Stored dataset items:
___

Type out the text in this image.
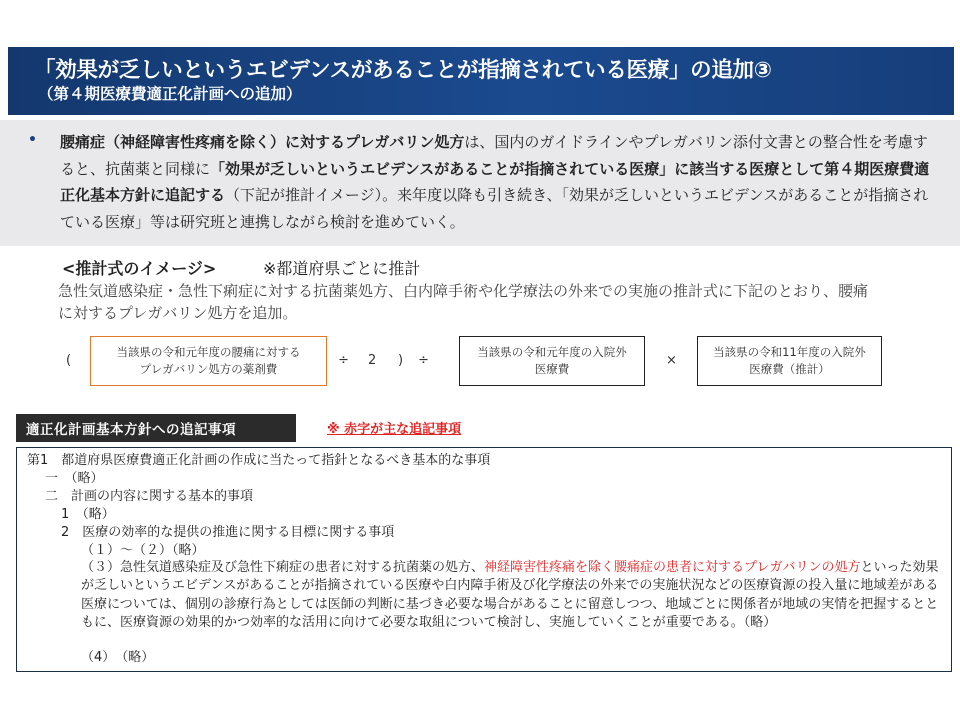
「効果が乏しいというエビデンスがあることが指摘されている医療」の追加③
（第４期医療費適正化計画への追加）
• 腰痛症（神経障害性疼痛を除く）に対するプレガバリン処方は、国内のガイドラインやプレガバリン添付文書との整合性を考慮すると、抗菌薬と同様に「効果が乏しいというエビデンスがあることが指摘されている医療」に該当する医療として第４期医療費適正化基本方針に追記する（下記が推計イメージ）。来年度以降も引き続き、「効果が乏しいというエビデンスがあることが指摘されている医療」等は研究班と連携しながら検討を進めていく。
<推計式のイメージ>	※都道府県ごとに推計
急性気道感染症・急性下痢症に対する抗菌薬処方、白内障手術や化学療法の外来での実施の推計式に下記のとおり、腰痛に対するプレガバリン処方を追加。
(
当該県の令和元年度の腰痛に対する
プレガバリン処方の薬剤費
÷ 2 ) ÷
当該県の令和元年度の入院外
医療費
×
当該県の令和11年度の入院外
医療費（推計）
適正化計画基本方針への追記事項	※ 赤字が主な追記事項
第1　都道府県医療費適正化計画の作成に当たって指針となるべき基本的な事項
一　（略）
二　計画の内容に関する基本的事項
1　（略）
2　医療の効率的な提供の推進に関する目標に関する事項
（１）～（２）（略）
（３）急性気道感染症及び急性下痢症の患者に対する抗菌薬の処方、神経障害性疼痛を除く腰痛症の患者に対するプレガバリンの処方といった効果が乏しいというエビデンスがあることが指摘されている医療や白内障手術及び化学療法の外来での実施状況などの医療資源の投入量に地域差がある医療については、個別の診療行為としては医師の判断に基づき必要な場合があることに留意しつつ、地域ごとに関係者が地域の実情を把握するとともに、医療資源の効果的かつ効率的な活用に向けて必要な取組について検討し、実施していくことが重要である。（略）
（4）　（略）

___

Give the data again exactly as written, with all pictures left out.

● **Full answer**:
Type out the text in this image.
「効果が乏しいというエビデンスがあることが指摘されている医療」の追加③
（第４期医療費適正化計画への追加）
• 腰痛症（神経障害性疼痛を除く）に対するプレガバリン処方は、国内のガイドラインやプレガバリン添付文書との整合性を考慮すると、抗菌薬と同様に「効果が乏しいというエビデンスがあることが指摘されている医療」に該当する医療として第４期医療費適正化基本方針に追記する（下記が推計イメージ）。来年度以降も引き続き、「効果が乏しいというエビデンスがあることが指摘されている医療」等は研究班と連携しながら検討を進めていく。
<推計式のイメージ>	※都道府県ごとに推計
急性気道感染症・急性下痢症に対する抗菌薬処方、白内障手術や化学療法の外来での実施の推計式に下記のとおり、腰痛に対するプレガバリン処方を追加。
(
当該県の令和元年度の腰痛に対する
プレガバリン処方の薬剤費
÷ 2 ) ÷
当該県の令和元年度の入院外
医療費
×
当該県の令和11年度の入院外
医療費（推計）
適正化計画基本方針への追記事項	※ 赤字が主な追記事項
第1　都道府県医療費適正化計画の作成に当たって指針となるべき基本的な事項
一　（略）
二　計画の内容に関する基本的事項
1　（略）
2　医療の効率的な提供の推進に関する目標に関する事項
（１）～（２）（略）
（３）急性気道感染症及び急性下痢症の患者に対する抗菌薬の処方、神経障害性疼痛を除く腰痛症の患者に対するプレガバリンの処方といった効果が乏しいというエビデンスがあることが指摘されている医療や白内障手術及び化学療法の外来での実施状況などの医療資源の投入量に地域差がある医療については、個別の診療行為としては医師の判断に基づき必要な場合があることに留意しつつ、地域ごとに関係者が地域の実情を把握するとともに、医療資源の効果的かつ効率的な活用に向けて必要な取組について検討し、実施していくことが重要である。（略）
（4）　（略）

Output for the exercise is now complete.